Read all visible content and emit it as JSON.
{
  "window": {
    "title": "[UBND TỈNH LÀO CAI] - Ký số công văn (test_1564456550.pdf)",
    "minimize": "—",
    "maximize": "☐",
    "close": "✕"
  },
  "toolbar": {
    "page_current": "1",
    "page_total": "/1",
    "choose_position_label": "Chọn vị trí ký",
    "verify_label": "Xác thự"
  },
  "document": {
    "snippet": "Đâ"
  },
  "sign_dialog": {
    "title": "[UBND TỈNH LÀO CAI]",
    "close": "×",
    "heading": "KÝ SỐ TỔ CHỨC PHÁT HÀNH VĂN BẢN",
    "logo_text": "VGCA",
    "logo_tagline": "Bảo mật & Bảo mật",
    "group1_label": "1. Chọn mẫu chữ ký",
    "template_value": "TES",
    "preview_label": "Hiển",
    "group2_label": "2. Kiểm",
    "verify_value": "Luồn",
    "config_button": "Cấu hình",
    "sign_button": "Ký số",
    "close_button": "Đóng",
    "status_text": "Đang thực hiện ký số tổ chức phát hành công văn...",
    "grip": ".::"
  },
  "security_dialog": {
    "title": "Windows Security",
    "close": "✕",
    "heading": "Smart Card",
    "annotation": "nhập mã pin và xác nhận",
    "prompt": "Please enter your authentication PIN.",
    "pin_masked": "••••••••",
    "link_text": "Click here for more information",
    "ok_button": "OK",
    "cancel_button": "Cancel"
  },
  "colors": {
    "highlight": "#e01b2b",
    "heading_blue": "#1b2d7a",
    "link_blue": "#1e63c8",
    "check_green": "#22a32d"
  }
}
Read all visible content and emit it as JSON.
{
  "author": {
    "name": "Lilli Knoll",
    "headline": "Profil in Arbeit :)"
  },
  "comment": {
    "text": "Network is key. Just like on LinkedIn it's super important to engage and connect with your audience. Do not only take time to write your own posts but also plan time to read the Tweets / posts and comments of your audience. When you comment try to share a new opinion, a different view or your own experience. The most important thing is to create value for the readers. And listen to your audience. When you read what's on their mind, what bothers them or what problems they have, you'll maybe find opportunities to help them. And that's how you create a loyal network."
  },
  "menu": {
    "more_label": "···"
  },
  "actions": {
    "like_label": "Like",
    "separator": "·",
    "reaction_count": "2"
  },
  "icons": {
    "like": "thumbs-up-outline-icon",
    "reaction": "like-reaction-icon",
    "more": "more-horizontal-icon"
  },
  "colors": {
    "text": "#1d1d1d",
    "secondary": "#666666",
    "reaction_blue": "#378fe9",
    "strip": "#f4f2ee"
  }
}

····················

| The task |
Gather all lines where the word "công" appears.

| Solution to this problem |
    "title": "[UBND TỈNH LÀO CAI] - Ký số công văn (test_1564456550.pdf)",
    "status_text": "Đang thực hiện ký số tổ chức phát hành công văn...",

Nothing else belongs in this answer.